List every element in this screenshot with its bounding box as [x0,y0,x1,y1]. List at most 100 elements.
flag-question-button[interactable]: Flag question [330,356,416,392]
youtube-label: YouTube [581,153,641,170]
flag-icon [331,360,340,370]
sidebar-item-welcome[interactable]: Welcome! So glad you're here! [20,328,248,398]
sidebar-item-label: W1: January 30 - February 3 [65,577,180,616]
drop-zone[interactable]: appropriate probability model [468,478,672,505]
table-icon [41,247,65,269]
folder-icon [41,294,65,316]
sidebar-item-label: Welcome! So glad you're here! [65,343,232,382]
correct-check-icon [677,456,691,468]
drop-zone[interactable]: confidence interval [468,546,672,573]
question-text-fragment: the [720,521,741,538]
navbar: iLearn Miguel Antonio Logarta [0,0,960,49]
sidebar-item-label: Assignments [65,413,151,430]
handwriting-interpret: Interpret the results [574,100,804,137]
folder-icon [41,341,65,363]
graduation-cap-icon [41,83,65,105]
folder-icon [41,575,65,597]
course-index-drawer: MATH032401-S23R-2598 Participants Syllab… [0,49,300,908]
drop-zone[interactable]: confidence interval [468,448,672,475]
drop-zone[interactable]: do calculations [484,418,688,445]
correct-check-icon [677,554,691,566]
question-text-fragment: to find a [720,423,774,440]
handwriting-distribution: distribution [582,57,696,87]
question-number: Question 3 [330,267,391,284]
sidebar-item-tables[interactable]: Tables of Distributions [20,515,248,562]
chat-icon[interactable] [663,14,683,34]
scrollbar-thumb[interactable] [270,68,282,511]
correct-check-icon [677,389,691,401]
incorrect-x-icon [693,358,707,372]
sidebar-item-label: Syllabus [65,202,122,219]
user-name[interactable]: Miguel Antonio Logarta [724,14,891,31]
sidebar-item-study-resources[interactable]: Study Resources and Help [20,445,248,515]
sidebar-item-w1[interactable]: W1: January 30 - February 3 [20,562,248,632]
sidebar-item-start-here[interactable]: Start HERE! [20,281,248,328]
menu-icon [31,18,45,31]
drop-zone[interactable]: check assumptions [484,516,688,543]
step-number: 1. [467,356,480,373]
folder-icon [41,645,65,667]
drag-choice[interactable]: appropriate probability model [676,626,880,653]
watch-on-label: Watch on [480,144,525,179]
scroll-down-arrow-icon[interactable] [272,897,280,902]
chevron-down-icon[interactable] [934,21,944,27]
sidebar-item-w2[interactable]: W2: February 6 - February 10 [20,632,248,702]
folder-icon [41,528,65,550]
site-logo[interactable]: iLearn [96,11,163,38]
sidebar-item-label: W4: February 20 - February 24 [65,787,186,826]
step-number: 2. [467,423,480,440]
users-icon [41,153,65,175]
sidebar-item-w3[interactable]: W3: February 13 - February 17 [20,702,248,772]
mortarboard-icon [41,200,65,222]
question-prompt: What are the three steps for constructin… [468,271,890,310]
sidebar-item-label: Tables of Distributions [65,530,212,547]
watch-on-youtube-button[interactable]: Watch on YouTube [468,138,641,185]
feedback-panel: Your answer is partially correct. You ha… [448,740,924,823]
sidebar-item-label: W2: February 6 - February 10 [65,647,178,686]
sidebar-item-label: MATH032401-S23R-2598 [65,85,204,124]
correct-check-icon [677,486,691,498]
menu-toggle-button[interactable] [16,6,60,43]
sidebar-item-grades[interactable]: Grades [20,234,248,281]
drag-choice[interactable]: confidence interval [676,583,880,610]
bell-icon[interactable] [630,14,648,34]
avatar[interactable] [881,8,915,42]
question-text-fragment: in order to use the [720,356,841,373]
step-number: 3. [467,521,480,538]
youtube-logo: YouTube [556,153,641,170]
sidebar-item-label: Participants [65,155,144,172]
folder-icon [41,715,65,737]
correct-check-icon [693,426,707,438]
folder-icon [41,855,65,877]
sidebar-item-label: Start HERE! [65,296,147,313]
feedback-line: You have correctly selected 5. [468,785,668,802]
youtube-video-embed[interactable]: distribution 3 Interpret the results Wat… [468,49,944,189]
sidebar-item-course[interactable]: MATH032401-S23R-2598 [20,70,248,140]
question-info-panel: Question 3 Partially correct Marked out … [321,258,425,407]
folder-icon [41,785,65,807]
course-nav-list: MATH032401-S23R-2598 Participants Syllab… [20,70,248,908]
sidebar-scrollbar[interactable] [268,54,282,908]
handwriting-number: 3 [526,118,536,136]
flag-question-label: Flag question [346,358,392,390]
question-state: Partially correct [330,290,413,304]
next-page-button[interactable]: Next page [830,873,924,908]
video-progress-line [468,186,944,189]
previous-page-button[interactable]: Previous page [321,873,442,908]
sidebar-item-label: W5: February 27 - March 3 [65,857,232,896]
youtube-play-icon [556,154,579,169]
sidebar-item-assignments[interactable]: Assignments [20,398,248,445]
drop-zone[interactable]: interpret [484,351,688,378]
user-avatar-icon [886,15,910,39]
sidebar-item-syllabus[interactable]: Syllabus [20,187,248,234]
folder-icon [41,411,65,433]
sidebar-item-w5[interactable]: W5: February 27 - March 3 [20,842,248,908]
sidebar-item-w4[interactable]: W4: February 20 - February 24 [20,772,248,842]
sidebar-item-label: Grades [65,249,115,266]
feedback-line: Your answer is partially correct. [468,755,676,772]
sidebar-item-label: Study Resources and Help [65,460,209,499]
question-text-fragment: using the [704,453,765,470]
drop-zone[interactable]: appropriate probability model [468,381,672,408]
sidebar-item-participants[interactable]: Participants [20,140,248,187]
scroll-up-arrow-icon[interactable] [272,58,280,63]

WRITTEN TASK: Rename every "drop-zone" to "drop-target" throughout the entries above, and reproduce all the lines with everything else left unchanged.

ANSWER TO THE PROBLEM:
List every element in this screenshot with its bounding box as [x0,y0,x1,y1]. List at most 100 elements.
flag-question-button[interactable]: Flag question [330,356,416,392]
youtube-label: YouTube [581,153,641,170]
flag-icon [331,360,340,370]
sidebar-item-welcome[interactable]: Welcome! So glad you're here! [20,328,248,398]
sidebar-item-label: W1: January 30 - February 3 [65,577,180,616]
drop-target[interactable]: appropriate probability model [468,478,672,505]
table-icon [41,247,65,269]
folder-icon [41,294,65,316]
sidebar-item-label: Welcome! So glad you're here! [65,343,232,382]
correct-check-icon [677,456,691,468]
drop-target[interactable]: confidence interval [468,546,672,573]
question-text-fragment: the [720,521,741,538]
navbar: iLearn Miguel Antonio Logarta [0,0,960,49]
sidebar-item-label: Assignments [65,413,151,430]
handwriting-interpret: Interpret the results [574,100,804,137]
folder-icon [41,341,65,363]
graduation-cap-icon [41,83,65,105]
folder-icon [41,575,65,597]
course-index-drawer: MATH032401-S23R-2598 Participants Syllab… [0,49,300,908]
drop-target[interactable]: confidence interval [468,448,672,475]
drop-target[interactable]: do calculations [484,418,688,445]
correct-check-icon [677,554,691,566]
question-text-fragment: to find a [720,423,774,440]
handwriting-distribution: distribution [582,57,696,87]
question-number: Question 3 [330,267,391,284]
sidebar-item-tables[interactable]: Tables of Distributions [20,515,248,562]
chat-icon[interactable] [663,14,683,34]
scrollbar-thumb[interactable] [270,68,282,511]
correct-check-icon [677,389,691,401]
incorrect-x-icon [693,358,707,372]
sidebar-item-label: Syllabus [65,202,122,219]
user-name[interactable]: Miguel Antonio Logarta [724,14,891,31]
sidebar-item-study-resources[interactable]: Study Resources and Help [20,445,248,515]
sidebar-item-w1[interactable]: W1: January 30 - February 3 [20,562,248,632]
sidebar-item-start-here[interactable]: Start HERE! [20,281,248,328]
menu-icon [31,18,45,31]
drop-target[interactable]: check assumptions [484,516,688,543]
step-number: 1. [467,356,480,373]
folder-icon [41,645,65,667]
drag-choice[interactable]: appropriate probability model [676,626,880,653]
watch-on-label: Watch on [480,144,525,179]
scroll-down-arrow-icon[interactable] [272,897,280,902]
chevron-down-icon[interactable] [934,21,944,27]
sidebar-item-w2[interactable]: W2: February 6 - February 10 [20,632,248,702]
folder-icon [41,528,65,550]
site-logo[interactable]: iLearn [96,11,163,38]
sidebar-item-label: W4: February 20 - February 24 [65,787,186,826]
step-number: 2. [467,423,480,440]
users-icon [41,153,65,175]
sidebar-item-w3[interactable]: W3: February 13 - February 17 [20,702,248,772]
mortarboard-icon [41,200,65,222]
question-prompt: What are the three steps for constructin… [468,271,890,310]
sidebar-item-label: Tables of Distributions [65,530,212,547]
watch-on-youtube-button[interactable]: Watch on YouTube [468,138,641,185]
feedback-panel: Your answer is partially correct. You ha… [448,740,924,823]
sidebar-item-label: W2: February 6 - February 10 [65,647,178,686]
sidebar-item-label: MATH032401-S23R-2598 [65,85,204,124]
correct-check-icon [677,486,691,498]
menu-toggle-button[interactable] [16,6,60,43]
sidebar-item-grades[interactable]: Grades [20,234,248,281]
drag-choice[interactable]: confidence interval [676,583,880,610]
bell-icon[interactable] [630,14,648,34]
avatar[interactable] [881,8,915,42]
question-text-fragment: in order to use the [720,356,841,373]
step-number: 3. [467,521,480,538]
youtube-logo: YouTube [556,153,641,170]
sidebar-item-label: Participants [65,155,144,172]
folder-icon [41,715,65,737]
correct-check-icon [693,426,707,438]
folder-icon [41,855,65,877]
sidebar-item-label: Start HERE! [65,296,147,313]
feedback-line: You have correctly selected 5. [468,785,668,802]
youtube-video-embed[interactable]: distribution 3 Interpret the results Wat… [468,49,944,189]
sidebar-item-course[interactable]: MATH032401-S23R-2598 [20,70,248,140]
question-info-panel: Question 3 Partially correct Marked out … [321,258,425,407]
folder-icon [41,785,65,807]
course-nav-list: MATH032401-S23R-2598 Participants Syllab… [20,70,248,908]
sidebar-scrollbar[interactable] [268,54,282,908]
handwriting-number: 3 [526,118,536,136]
flag-question-label: Flag question [346,358,392,390]
question-state: Partially correct [330,290,413,304]
next-page-button[interactable]: Next page [830,873,924,908]
video-progress-line [468,186,944,189]
previous-page-button[interactable]: Previous page [321,873,442,908]
sidebar-item-label: W5: February 27 - March 3 [65,857,232,896]
youtube-play-icon [556,154,579,169]
sidebar-item-assignments[interactable]: Assignments [20,398,248,445]
drop-target[interactable]: interpret [484,351,688,378]
user-avatar-icon [886,15,910,39]
sidebar-item-syllabus[interactable]: Syllabus [20,187,248,234]
folder-icon [41,411,65,433]
sidebar-item-w5[interactable]: W5: February 27 - March 3 [20,842,248,908]
sidebar-item-w4[interactable]: W4: February 20 - February 24 [20,772,248,842]
sidebar-item-label: Grades [65,249,115,266]
feedback-line: Your answer is partially correct. [468,755,676,772]
sidebar-item-label: Study Resources and Help [65,460,209,499]
question-text-fragment: using the [704,453,765,470]
drop-target[interactable]: appropriate probability model [468,381,672,408]
sidebar-item-participants[interactable]: Participants [20,140,248,187]
scroll-up-arrow-icon[interactable] [272,58,280,63]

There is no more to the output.